Figure record extracts
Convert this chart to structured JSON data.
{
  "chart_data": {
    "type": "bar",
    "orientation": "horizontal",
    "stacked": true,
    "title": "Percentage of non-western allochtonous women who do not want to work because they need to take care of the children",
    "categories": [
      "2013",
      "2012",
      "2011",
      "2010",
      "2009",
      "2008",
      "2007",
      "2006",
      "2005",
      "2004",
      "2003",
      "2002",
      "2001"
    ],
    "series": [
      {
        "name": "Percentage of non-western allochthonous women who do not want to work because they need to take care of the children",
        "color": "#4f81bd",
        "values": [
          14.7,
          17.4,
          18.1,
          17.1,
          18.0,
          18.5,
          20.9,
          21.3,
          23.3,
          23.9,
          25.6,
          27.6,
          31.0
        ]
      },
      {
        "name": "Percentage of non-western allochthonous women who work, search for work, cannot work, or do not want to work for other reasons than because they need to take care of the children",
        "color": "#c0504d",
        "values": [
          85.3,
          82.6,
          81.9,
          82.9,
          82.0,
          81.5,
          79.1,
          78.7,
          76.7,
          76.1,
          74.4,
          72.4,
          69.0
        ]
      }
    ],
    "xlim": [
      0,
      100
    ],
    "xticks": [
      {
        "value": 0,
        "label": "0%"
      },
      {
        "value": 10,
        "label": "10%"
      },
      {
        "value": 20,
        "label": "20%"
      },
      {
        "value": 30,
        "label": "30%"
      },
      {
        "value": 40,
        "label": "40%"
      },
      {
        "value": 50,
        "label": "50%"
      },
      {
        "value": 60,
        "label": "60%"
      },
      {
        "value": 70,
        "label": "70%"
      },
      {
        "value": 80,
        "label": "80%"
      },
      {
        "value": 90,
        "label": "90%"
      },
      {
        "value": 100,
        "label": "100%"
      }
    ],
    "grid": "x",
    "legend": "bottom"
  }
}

→ What the task asks:
Each line of the listing above should be output exactly.

→ Exercise result:
Convert this chart to structured JSON data.
{
  "chart_data": {
    "type": "bar",
    "orientation": "horizontal",
    "stacked": true,
    "title": "Percentage of non-western allochtonous women who do not want to work because they need to take care of the children",
    "categories": [
      "2013",
      "2012",
      "2011",
      "2010",
      "2009",
      "2008",
      "2007",
      "2006",
      "2005",
      "2004",
      "2003",
      "2002",
      "2001"
    ],
    "series": [
      {
        "name": "Percentage of non-western allochthonous women who do not want to work because they need to take care of the children",
        "color": "#4f81bd",
        "values": [
          14.7,
          17.4,
          18.1,
          17.1,
          18.0,
          18.5,
          20.9,
          21.3,
          23.3,
          23.9,
          25.6,
          27.6,
          31.0
        ]
      },
      {
        "name": "Percentage of non-western allochthonous women who work, search for work, cannot work, or do not want to work for other reasons than because they need to take care of the children",
        "color": "#c0504d",
        "values": [
          85.3,
          82.6,
          81.9,
          82.9,
          82.0,
          81.5,
          79.1,
          78.7,
          76.7,
          76.1,
          74.4,
          72.4,
          69.0
        ]
      }
    ],
    "xlim": [
      0,
      100
    ],
    "xticks": [
      {
        "value": 0,
        "label": "0%"
      },
      {
        "value": 10,
        "label": "10%"
      },
      {
        "value": 20,
        "label": "20%"
      },
      {
        "value": 30,
        "label": "30%"
      },
      {
        "value": 40,
        "label": "40%"
      },
      {
        "value": 50,
        "label": "50%"
      },
      {
        "value": 60,
        "label": "60%"
      },
      {
        "value": 70,
        "label": "70%"
      },
      {
        "value": 80,
        "label": "80%"
      },
      {
        "value": 90,
        "label": "90%"
      },
      {
        "value": 100,
        "label": "100%"
      }
    ],
    "grid": "x",
    "legend": "bottom"
  }
}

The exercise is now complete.